• [Problem details]: Copy out each line of the listing that has the word "text" in it.

# # #

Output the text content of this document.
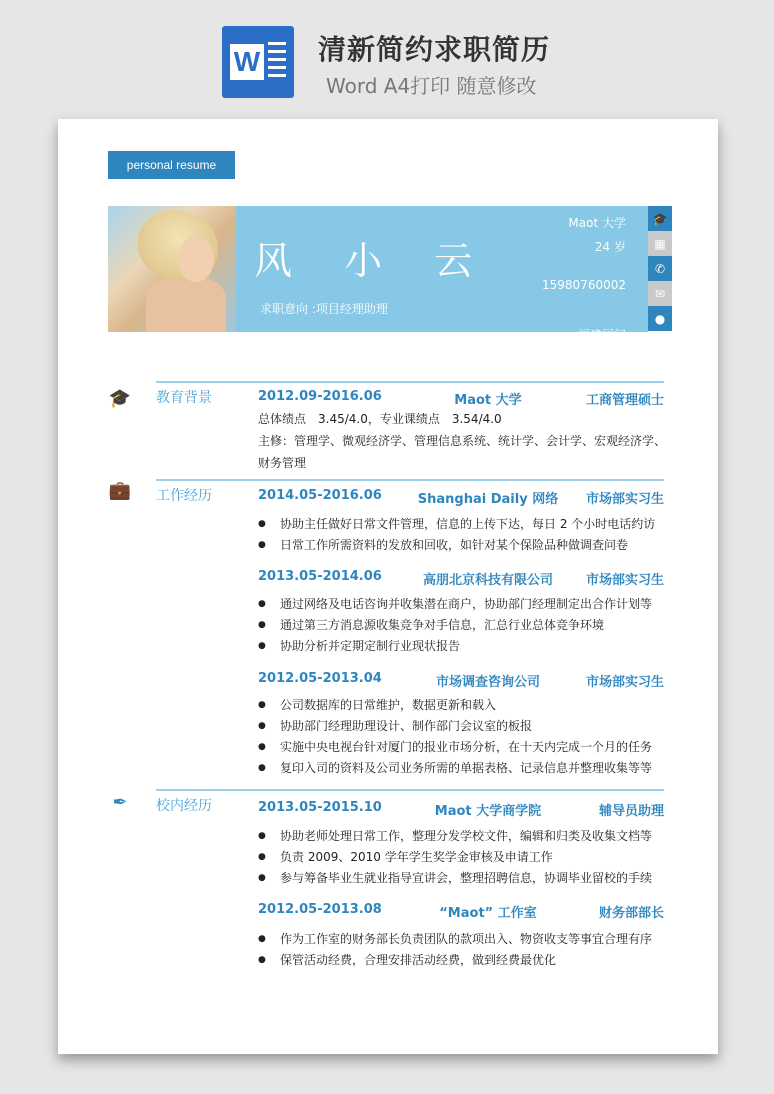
W 清新简约求职简历
Word A4打印 随意修改
personal resume
风 小 云
求职意向 :项目经理助理
Maot 大学
24 岁
15980760002
福建厦门
🎓
▦
✆
✉
●
🎓 教育背景	2012.09-2016.06	Maot 大学	工商管理硕士
总体绩点　3.45/4.0，专业课绩点　3.54/4.0
主修：管理学、微观经济学、管理信息系统、统计学、会计学、宏观经济学、
财务管理
💼 工作经历	2014.05-2016.06	Shanghai Daily 网络	市场部实习生
● 协助主任做好日常文件管理，信息的上传下达，每日 2 个小时电话约访
● 日常工作所需资料的发放和回收，如针对某个保险品种做调查问卷
2013.05-2014.06	高朋北京科技有限公司	市场部实习生
● 通过网络及电话咨询并收集潜在商户，协助部门经理制定出合作计划等
● 通过第三方消息源收集竞争对手信息，汇总行业总体竞争环境
● 协助分析并定期定制行业现状报告
2012.05-2013.04	市场调查咨询公司	市场部实习生
● 公司数据库的日常维护，数据更新和载入
● 协助部门经理助理设计、制作部门会议室的板报
● 实施中央电视台针对厦门的报业市场分析，在十天内完成一个月的任务
● 复印入司的资料及公司业务所需的单据表格、记录信息并整理收集等等
✒	校内经历	2013.05-2015.10	Maot 大学商学院	辅导员助理
● 协助老师处理日常工作，整理分发学校文件，编辑和归类及收集文档等
● 负责 2009、2010 学年学生奖学金审核及申请工作
● 参与筹备毕业生就业指导宣讲会，整理招聘信息，协调毕业留校的手续
2012.05-2013.08	“Maot” 工作室	财务部部长
● 作为工作室的财务部长负责团队的款项出入、物资收支等事宜合理有序
● 保管活动经费，合理安排活动经费，做到经费最优化
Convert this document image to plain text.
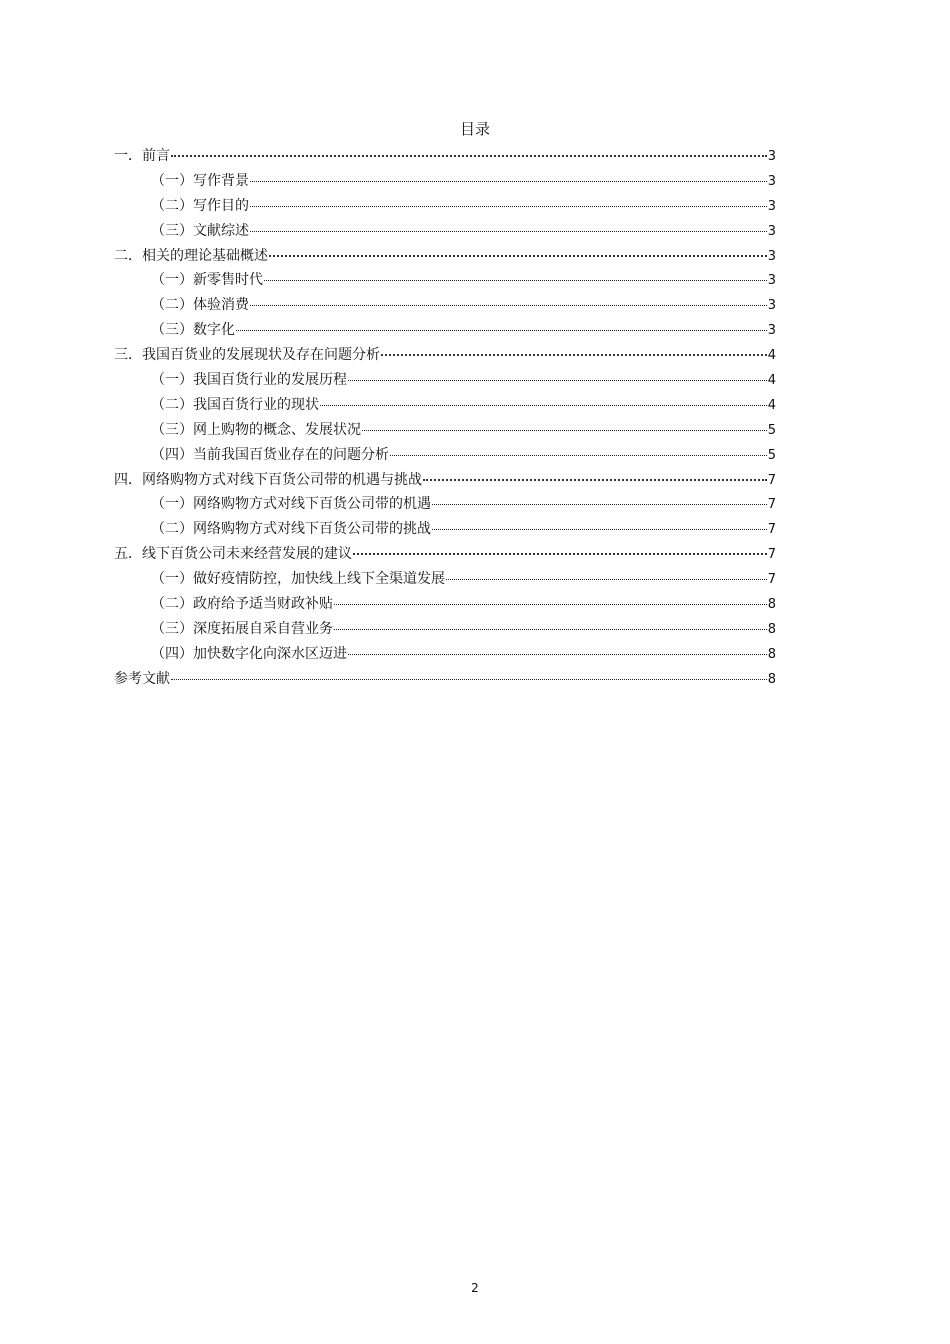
目录
一．前言	3
（一）写作背景	3
（二）写作目的	3
（三）文献综述	3
二．相关的理论基础概述	3
（一）新零售时代	3
（二）体验消费	3
（三）数字化	3
三．我国百货业的发展现状及存在问题分析	4
（一）我国百货行业的发展历程	4
（二）我国百货行业的现状	4
（三）网上购物的概念、发展状况	5
（四）当前我国百货业存在的问题分析	5
四．网络购物方式对线下百货公司带的机遇与挑战	7
（一）网络购物方式对线下百货公司带的机遇	7
（二）网络购物方式对线下百货公司带的挑战	7
五．线下百货公司未来经营发展的建议	7
（一）做好疫情防控，加快线上线下全渠道发展	7
（二）政府给予适当财政补贴	8
（三）深度拓展自采自营业务	8
（四）加快数字化向深水区迈进	8
参考文献	8
2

# # #

• [Written answer]:
Output the text content of this document.
Convert this document image to plain text.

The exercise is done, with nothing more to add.